## Exercise:
Using the listing below, report all lines holding the word "series".

## Raw data:
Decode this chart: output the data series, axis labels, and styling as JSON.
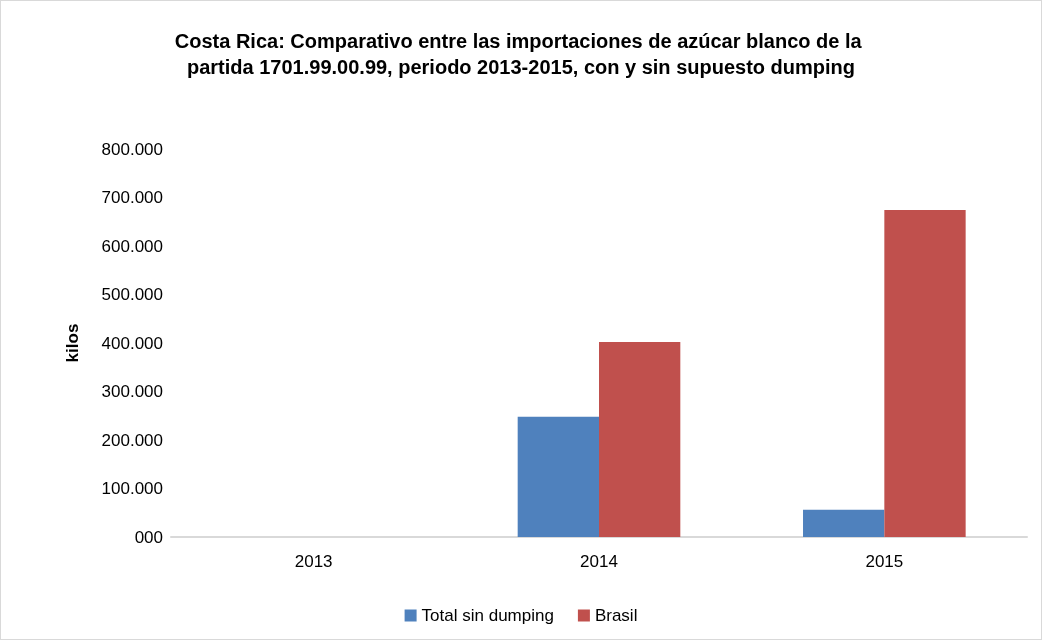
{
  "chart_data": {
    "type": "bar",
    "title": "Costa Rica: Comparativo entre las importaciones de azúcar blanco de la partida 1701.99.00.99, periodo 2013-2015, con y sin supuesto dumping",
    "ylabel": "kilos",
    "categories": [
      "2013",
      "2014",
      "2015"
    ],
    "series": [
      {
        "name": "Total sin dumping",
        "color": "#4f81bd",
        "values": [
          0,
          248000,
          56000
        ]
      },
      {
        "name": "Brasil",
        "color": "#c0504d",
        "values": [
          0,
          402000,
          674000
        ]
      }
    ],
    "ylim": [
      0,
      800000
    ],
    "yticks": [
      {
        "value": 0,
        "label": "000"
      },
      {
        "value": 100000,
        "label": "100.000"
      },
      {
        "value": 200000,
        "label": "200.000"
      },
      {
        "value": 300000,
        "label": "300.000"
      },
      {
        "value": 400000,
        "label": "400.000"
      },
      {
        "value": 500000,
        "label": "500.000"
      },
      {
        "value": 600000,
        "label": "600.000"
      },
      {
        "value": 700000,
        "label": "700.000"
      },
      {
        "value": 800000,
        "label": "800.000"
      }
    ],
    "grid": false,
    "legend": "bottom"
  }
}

## Response to this exercise:
Decode this chart: output the data series, axis labels, and styling as JSON.
    "series": [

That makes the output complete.